Dataset content:
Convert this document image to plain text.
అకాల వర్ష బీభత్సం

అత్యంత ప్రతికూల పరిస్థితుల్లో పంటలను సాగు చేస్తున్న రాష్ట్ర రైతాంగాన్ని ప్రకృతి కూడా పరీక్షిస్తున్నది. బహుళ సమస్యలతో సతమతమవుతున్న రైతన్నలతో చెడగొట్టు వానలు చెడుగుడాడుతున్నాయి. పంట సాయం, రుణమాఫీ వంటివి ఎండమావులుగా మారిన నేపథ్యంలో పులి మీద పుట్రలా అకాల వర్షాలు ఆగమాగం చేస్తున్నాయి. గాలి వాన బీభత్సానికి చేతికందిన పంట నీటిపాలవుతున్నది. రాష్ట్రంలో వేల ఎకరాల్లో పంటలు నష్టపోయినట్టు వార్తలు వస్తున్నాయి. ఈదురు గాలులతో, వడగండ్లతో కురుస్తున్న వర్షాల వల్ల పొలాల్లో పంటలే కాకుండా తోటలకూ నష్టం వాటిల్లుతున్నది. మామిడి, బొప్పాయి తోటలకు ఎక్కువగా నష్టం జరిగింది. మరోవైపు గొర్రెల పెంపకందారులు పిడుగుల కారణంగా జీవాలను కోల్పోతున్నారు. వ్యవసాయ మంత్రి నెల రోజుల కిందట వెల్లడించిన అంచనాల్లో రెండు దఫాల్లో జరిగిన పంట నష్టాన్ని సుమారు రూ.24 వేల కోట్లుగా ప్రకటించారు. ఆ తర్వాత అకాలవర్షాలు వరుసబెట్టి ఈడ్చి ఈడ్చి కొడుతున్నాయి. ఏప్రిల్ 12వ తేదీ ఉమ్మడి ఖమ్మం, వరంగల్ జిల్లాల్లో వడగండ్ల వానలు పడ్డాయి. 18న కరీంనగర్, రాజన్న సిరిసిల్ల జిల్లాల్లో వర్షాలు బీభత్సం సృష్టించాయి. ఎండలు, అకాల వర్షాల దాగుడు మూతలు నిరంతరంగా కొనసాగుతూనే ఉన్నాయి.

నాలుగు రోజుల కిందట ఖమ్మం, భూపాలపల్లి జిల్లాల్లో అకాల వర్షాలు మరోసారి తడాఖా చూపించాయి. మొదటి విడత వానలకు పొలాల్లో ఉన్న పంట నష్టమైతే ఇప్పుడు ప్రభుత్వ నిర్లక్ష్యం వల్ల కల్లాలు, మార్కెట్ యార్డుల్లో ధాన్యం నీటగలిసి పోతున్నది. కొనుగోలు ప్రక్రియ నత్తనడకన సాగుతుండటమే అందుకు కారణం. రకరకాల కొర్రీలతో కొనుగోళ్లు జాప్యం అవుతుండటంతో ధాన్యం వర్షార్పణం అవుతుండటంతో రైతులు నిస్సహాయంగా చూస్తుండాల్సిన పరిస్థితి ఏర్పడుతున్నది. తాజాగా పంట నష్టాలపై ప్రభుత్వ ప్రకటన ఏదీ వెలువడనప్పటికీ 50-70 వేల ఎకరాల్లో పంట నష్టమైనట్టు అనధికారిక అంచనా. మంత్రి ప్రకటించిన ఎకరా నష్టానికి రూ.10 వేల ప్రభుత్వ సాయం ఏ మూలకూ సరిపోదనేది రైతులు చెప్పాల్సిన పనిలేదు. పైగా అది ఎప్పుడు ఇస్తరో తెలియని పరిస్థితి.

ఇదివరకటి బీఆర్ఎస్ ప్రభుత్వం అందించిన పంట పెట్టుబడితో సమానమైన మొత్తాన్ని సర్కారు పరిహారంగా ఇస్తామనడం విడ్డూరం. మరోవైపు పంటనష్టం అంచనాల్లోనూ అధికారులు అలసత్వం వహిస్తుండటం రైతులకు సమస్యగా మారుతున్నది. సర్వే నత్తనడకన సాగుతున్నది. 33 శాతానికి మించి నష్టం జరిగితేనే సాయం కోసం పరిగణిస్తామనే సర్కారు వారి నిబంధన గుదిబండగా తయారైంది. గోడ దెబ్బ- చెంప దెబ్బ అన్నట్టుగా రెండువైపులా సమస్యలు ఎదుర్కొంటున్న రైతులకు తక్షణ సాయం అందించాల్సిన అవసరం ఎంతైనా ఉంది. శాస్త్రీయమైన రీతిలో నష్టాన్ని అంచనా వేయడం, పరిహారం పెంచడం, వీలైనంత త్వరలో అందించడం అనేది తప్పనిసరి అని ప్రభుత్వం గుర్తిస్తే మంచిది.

What you will do: Using the listing above, please repeat every entry exactly.

Problem solution:
Convert this document image to plain text.
అకాల వర్ష బీభత్సం

అత్యంత ప్రతికూల పరిస్థితుల్లో పంటలను సాగు చేస్తున్న రాష్ట్ర రైతాంగాన్ని ప్రకృతి కూడా పరీక్షిస్తున్నది. బహుళ సమస్యలతో సతమతమవుతున్న రైతన్నలతో చెడగొట్టు వానలు చెడుగుడాడుతున్నాయి. పంట సాయం, రుణమాఫీ వంటివి ఎండమావులుగా మారిన నేపథ్యంలో పులి మీద పుట్రలా అకాల వర్షాలు ఆగమాగం చేస్తున్నాయి. గాలి వాన బీభత్సానికి చేతికందిన పంట నీటిపాలవుతున్నది. రాష్ట్రంలో వేల ఎకరాల్లో పంటలు నష్టపోయినట్టు వార్తలు వస్తున్నాయి. ఈదురు గాలులతో, వడగండ్లతో కురుస్తున్న వర్షాల వల్ల పొలాల్లో పంటలే కాకుండా తోటలకూ నష్టం వాటిల్లుతున్నది. మామిడి, బొప్పాయి తోటలకు ఎక్కువగా నష్టం జరిగింది. మరోవైపు గొర్రెల పెంపకందారులు పిడుగుల కారణంగా జీవాలను కోల్పోతున్నారు. వ్యవసాయ మంత్రి నెల రోజుల కిందట వెల్లడించిన అంచనాల్లో రెండు దఫాల్లో జరిగిన పంట నష్టాన్ని సుమారు రూ.24 వేల కోట్లుగా ప్రకటించారు. ఆ తర్వాత అకాలవర్షాలు వరుసబెట్టి ఈడ్చి ఈడ్చి కొడుతున్నాయి. ఏప్రిల్ 12వ తేదీ ఉమ్మడి ఖమ్మం, వరంగల్ జిల్లాల్లో వడగండ్ల వానలు పడ్డాయి. 18న కరీంనగర్, రాజన్న సిరిసిల్ల జిల్లాల్లో వర్షాలు బీభత్సం సృష్టించాయి. ఎండలు, అకాల వర్షాల దాగుడు మూతలు నిరంతరంగా కొనసాగుతూనే ఉన్నాయి.

నాలుగు రోజుల కిందట ఖమ్మం, భూపాలపల్లి జిల్లాల్లో అకాల వర్షాలు మరోసారి తడాఖా చూపించాయి. మొదటి విడత వానలకు పొలాల్లో ఉన్న పంట నష్టమైతే ఇప్పుడు ప్రభుత్వ నిర్లక్ష్యం వల్ల కల్లాలు, మార్కెట్ యార్డుల్లో ధాన్యం నీటగలిసి పోతున్నది. కొనుగోలు ప్రక్రియ నత్తనడకన సాగుతుండటమే అందుకు కారణం. రకరకాల కొర్రీలతో కొనుగోళ్లు జాప్యం అవుతుండటంతో ధాన్యం వర్షార్పణం అవుతుండటంతో రైతులు నిస్సహాయంగా చూస్తుండాల్సిన పరిస్థితి ఏర్పడుతున్నది. తాజాగా పంట నష్టాలపై ప్రభుత్వ ప్రకటన ఏదీ వెలువడనప్పటికీ 50-70 వేల ఎకరాల్లో పంట నష్టమైనట్టు అనధికారిక అంచనా. మంత్రి ప్రకటించిన ఎకరా నష్టానికి రూ.10 వేల ప్రభుత్వ సాయం ఏ మూలకూ సరిపోదనేది రైతులు చెప్పాల్సిన పనిలేదు. పైగా అది ఎప్పుడు ఇస్తరో తెలియని పరిస్థితి.

ఇదివరకటి బీఆర్ఎస్ ప్రభుత్వం అందించిన పంట పెట్టుబడితో సమానమైన మొత్తాన్ని సర్కారు పరిహారంగా ఇస్తామనడం విడ్డూరం. మరోవైపు పంటనష్టం అంచనాల్లోనూ అధికారులు అలసత్వం వహిస్తుండటం రైతులకు సమస్యగా మారుతున్నది. సర్వే నత్తనడకన సాగుతున్నది. 33 శాతానికి మించి నష్టం జరిగితేనే సాయం కోసం పరిగణిస్తామనే సర్కారు వారి నిబంధన గుదిబండగా తయారైంది. గోడ దెబ్బ- చెంప దెబ్బ అన్నట్టుగా రెండువైపులా సమస్యలు ఎదుర్కొంటున్న రైతులకు తక్షణ సాయం అందించాల్సిన అవసరం ఎంతైనా ఉంది. శాస్త్రీయమైన రీతిలో నష్టాన్ని అంచనా వేయడం, పరిహారం పెంచడం, వీలైనంత త్వరలో అందించడం అనేది తప్పనిసరి అని ప్రభుత్వం గుర్తిస్తే మంచిది.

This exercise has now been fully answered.